◆ Your objective: Copy all lines that contain the word "inom".
++++ Extracted entries ++++
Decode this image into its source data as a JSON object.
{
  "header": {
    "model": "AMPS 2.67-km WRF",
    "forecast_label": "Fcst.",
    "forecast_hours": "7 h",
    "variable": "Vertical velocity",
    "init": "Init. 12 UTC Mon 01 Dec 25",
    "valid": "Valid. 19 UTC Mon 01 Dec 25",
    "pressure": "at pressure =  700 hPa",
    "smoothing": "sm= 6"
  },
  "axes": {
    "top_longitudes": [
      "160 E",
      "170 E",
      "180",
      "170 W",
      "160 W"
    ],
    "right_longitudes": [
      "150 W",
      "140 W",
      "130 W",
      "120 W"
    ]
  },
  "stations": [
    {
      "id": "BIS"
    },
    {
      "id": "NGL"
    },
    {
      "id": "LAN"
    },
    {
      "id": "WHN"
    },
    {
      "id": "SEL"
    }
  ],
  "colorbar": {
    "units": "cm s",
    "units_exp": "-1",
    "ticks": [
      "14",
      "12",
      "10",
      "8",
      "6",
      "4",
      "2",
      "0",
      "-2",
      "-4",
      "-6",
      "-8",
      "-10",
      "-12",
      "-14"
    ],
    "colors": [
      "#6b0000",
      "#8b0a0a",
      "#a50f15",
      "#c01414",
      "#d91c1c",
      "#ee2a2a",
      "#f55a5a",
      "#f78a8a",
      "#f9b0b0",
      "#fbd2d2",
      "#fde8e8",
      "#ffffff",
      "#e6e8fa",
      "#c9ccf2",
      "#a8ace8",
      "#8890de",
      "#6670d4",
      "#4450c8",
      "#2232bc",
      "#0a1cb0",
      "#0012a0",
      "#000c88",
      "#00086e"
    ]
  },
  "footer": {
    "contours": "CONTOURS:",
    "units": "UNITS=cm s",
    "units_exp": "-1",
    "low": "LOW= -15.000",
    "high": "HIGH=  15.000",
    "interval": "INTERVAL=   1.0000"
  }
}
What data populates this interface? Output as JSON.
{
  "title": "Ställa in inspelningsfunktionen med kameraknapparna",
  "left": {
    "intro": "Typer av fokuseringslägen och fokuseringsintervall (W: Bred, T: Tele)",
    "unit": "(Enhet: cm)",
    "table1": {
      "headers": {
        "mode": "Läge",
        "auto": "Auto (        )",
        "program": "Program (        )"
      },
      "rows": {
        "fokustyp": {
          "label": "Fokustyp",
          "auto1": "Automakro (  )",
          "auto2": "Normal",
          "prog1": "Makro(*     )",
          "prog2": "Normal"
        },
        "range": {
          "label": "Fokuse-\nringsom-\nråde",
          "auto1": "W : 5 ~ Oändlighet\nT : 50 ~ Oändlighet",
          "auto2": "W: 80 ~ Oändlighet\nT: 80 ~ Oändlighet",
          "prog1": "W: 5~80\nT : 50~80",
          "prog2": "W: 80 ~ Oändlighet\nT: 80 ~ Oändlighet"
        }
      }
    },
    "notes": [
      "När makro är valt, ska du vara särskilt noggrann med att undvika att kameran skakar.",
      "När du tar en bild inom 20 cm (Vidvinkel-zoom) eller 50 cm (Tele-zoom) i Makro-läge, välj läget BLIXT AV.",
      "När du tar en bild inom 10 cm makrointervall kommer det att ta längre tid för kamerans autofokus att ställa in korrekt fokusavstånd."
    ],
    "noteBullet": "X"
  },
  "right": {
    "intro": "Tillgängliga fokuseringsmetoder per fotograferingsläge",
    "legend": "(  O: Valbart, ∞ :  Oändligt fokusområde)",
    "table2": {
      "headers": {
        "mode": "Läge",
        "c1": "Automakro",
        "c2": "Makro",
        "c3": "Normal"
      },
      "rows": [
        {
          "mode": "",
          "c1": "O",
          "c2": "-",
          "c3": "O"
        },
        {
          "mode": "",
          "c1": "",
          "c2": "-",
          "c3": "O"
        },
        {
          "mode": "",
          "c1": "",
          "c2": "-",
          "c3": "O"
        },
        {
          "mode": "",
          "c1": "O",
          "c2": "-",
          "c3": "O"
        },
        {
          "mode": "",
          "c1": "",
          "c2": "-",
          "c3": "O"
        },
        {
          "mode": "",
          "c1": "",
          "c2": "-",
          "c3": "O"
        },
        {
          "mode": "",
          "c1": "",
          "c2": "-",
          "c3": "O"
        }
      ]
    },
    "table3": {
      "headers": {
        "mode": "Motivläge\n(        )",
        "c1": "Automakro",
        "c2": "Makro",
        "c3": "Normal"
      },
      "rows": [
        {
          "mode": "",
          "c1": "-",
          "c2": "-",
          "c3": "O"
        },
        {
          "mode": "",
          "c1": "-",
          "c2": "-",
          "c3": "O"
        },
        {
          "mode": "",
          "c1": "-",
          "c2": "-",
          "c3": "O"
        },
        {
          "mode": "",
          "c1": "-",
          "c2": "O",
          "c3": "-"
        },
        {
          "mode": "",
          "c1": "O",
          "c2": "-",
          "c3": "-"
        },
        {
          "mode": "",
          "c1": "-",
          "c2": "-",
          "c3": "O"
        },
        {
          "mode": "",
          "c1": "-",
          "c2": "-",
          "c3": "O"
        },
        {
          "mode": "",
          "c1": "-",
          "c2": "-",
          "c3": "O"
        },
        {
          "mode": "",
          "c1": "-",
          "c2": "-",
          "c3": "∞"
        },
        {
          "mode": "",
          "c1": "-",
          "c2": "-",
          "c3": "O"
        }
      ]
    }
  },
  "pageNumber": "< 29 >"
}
++++
◆ Solution to the problem:
      "När du tar en bild inom 20 cm (Vidvinkel-zoom) eller 50 cm (Tele-zoom) i Makro-läge, välj läget BLIXT AV.",
      "När du tar en bild inom 10 cm makrointervall kommer det att ta längre tid för kamerans autofokus att ställa in korrekt fokusavstånd."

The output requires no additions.